BEGIN INFORMATION SUPPLIED

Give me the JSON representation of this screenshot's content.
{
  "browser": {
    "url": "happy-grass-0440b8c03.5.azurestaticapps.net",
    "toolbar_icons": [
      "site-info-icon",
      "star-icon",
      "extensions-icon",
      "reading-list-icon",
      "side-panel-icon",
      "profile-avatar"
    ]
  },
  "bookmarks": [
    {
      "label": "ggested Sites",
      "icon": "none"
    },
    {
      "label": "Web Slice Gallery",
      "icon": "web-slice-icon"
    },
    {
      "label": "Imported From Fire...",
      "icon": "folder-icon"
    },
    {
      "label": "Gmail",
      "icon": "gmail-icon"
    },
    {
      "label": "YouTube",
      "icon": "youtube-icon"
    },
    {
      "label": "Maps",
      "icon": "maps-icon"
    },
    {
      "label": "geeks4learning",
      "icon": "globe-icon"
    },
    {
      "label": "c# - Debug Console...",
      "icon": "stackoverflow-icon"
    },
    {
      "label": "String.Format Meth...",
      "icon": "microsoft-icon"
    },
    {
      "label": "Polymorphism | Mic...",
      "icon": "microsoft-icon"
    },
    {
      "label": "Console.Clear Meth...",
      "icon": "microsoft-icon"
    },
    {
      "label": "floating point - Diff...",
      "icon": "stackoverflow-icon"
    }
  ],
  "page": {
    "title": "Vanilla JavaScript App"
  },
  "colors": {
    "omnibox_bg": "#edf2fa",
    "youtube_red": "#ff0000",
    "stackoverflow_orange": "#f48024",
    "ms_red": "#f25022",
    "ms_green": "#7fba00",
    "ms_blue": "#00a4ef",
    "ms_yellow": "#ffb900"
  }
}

END INFORMATION SUPPLIED

__TASK OBJECTIVE__
Extract every record. Keep wording exact.

__FULL RESPONSE__
Give me the JSON representation of this screenshot's content.
{
  "browser": {
    "url": "happy-grass-0440b8c03.5.azurestaticapps.net",
    "toolbar_icons": [
      "site-info-icon",
      "star-icon",
      "extensions-icon",
      "reading-list-icon",
      "side-panel-icon",
      "profile-avatar"
    ]
  },
  "bookmarks": [
    {
      "label": "ggested Sites",
      "icon": "none"
    },
    {
      "label": "Web Slice Gallery",
      "icon": "web-slice-icon"
    },
    {
      "label": "Imported From Fire...",
      "icon": "folder-icon"
    },
    {
      "label": "Gmail",
      "icon": "gmail-icon"
    },
    {
      "label": "YouTube",
      "icon": "youtube-icon"
    },
    {
      "label": "Maps",
      "icon": "maps-icon"
    },
    {
      "label": "geeks4learning",
      "icon": "globe-icon"
    },
    {
      "label": "c# - Debug Console...",
      "icon": "stackoverflow-icon"
    },
    {
      "label": "String.Format Meth...",
      "icon": "microsoft-icon"
    },
    {
      "label": "Polymorphism | Mic...",
      "icon": "microsoft-icon"
    },
    {
      "label": "Console.Clear Meth...",
      "icon": "microsoft-icon"
    },
    {
      "label": "floating point - Diff...",
      "icon": "stackoverflow-icon"
    }
  ],
  "page": {
    "title": "Vanilla JavaScript App"
  },
  "colors": {
    "omnibox_bg": "#edf2fa",
    "youtube_red": "#ff0000",
    "stackoverflow_orange": "#f48024",
    "ms_red": "#f25022",
    "ms_green": "#7fba00",
    "ms_blue": "#00a4ef",
    "ms_yellow": "#ffb900"
  }
}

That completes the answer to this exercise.